### The problem
Gather up the lines that contain "this".

### Source data

————

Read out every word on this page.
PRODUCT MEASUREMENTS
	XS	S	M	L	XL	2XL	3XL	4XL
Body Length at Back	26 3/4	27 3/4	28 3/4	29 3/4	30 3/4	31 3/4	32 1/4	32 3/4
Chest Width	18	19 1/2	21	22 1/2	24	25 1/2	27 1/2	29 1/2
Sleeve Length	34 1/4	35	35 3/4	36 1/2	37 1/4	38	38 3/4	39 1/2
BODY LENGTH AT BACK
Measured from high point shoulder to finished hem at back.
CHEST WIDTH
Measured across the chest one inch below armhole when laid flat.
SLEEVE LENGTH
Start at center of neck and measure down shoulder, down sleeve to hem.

————

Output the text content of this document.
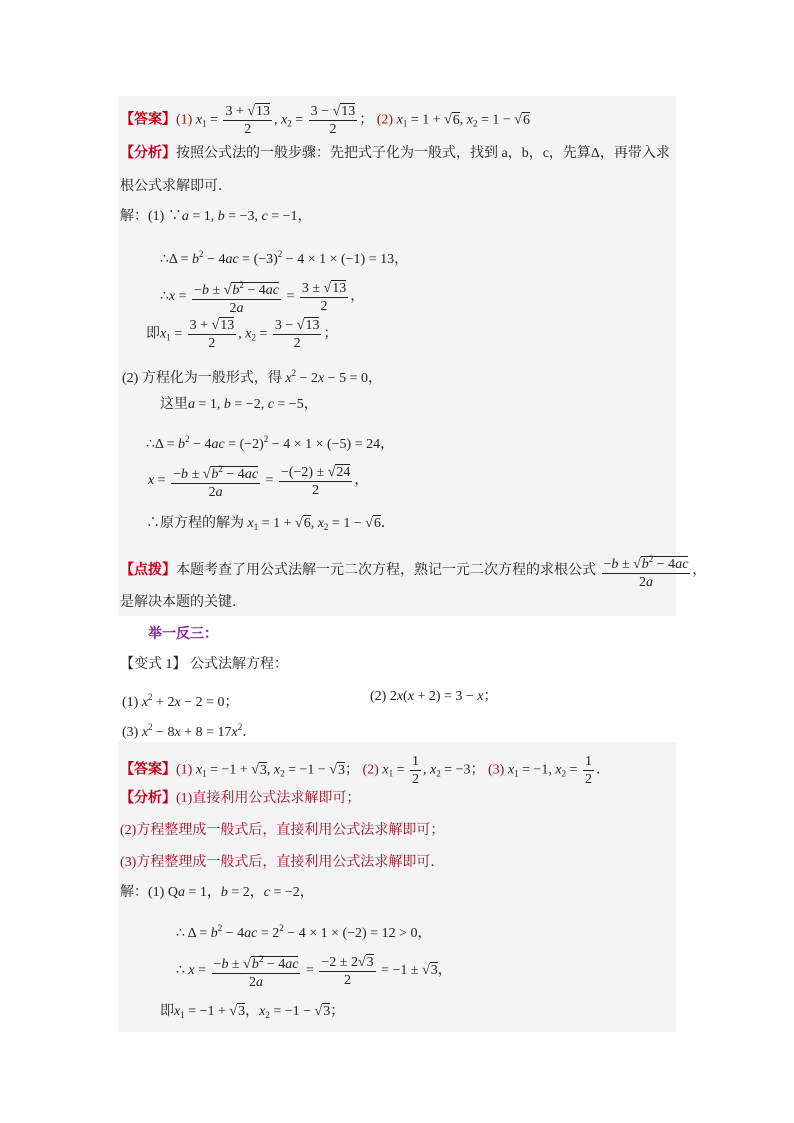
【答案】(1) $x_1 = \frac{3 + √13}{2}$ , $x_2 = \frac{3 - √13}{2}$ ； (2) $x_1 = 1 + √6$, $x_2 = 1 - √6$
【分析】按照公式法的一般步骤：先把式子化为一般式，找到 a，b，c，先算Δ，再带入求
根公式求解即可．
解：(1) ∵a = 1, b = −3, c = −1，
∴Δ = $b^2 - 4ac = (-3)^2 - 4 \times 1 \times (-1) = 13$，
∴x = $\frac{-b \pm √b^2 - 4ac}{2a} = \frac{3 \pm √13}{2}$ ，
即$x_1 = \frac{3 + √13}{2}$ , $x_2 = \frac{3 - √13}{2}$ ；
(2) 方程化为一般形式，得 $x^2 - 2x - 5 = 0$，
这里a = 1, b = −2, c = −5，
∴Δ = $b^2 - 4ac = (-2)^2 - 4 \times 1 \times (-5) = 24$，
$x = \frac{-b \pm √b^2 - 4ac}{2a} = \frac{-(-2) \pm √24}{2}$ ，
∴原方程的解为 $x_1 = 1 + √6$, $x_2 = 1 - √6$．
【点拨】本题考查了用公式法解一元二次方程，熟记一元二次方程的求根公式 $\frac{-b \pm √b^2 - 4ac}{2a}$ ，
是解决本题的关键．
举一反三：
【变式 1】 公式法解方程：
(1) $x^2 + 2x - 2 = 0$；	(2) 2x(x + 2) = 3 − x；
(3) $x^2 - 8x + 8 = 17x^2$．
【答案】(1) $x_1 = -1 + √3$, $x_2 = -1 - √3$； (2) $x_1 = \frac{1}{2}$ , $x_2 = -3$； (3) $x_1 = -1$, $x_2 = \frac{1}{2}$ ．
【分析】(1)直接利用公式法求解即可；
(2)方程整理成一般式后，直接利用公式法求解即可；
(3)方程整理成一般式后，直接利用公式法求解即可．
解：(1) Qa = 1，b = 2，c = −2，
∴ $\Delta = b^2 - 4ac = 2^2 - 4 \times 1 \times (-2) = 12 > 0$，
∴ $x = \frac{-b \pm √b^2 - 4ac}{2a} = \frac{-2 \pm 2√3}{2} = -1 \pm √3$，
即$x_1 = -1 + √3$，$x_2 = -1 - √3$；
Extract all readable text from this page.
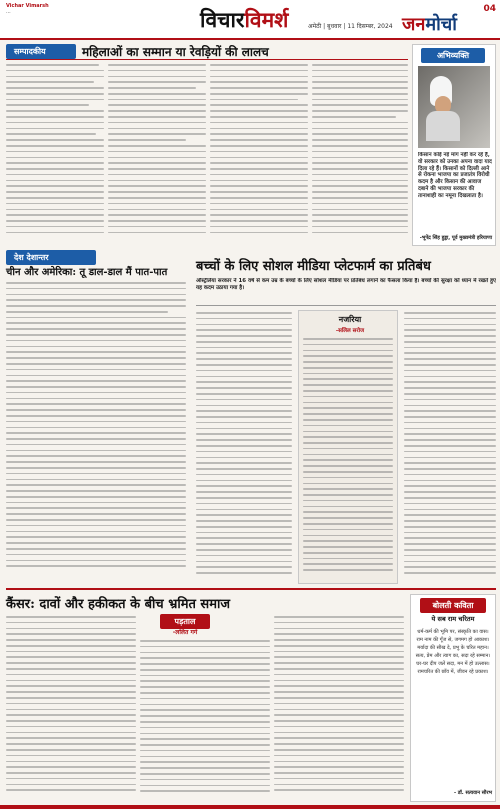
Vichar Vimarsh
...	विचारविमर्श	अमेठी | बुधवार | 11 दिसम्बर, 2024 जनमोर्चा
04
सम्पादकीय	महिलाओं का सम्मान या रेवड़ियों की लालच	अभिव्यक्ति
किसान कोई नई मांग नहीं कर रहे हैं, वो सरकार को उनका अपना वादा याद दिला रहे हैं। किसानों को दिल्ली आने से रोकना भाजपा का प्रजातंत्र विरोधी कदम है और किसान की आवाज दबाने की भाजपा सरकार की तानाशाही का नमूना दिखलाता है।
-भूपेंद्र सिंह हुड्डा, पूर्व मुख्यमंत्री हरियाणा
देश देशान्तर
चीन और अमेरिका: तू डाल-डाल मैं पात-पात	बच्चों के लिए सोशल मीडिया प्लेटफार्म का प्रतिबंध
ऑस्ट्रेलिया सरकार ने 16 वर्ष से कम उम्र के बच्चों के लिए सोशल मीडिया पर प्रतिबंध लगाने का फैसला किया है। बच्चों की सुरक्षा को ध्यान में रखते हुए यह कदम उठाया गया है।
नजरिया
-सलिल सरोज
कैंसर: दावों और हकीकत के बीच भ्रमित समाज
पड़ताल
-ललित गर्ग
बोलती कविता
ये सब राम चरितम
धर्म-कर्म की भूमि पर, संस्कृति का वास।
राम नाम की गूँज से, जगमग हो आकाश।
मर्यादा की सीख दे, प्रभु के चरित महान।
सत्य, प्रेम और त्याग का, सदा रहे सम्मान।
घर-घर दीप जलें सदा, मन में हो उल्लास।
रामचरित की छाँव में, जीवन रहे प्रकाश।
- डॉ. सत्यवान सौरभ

————

### Correct result
Read out every word on this page.
Output the text content of this document.
Extract all readable text from this page.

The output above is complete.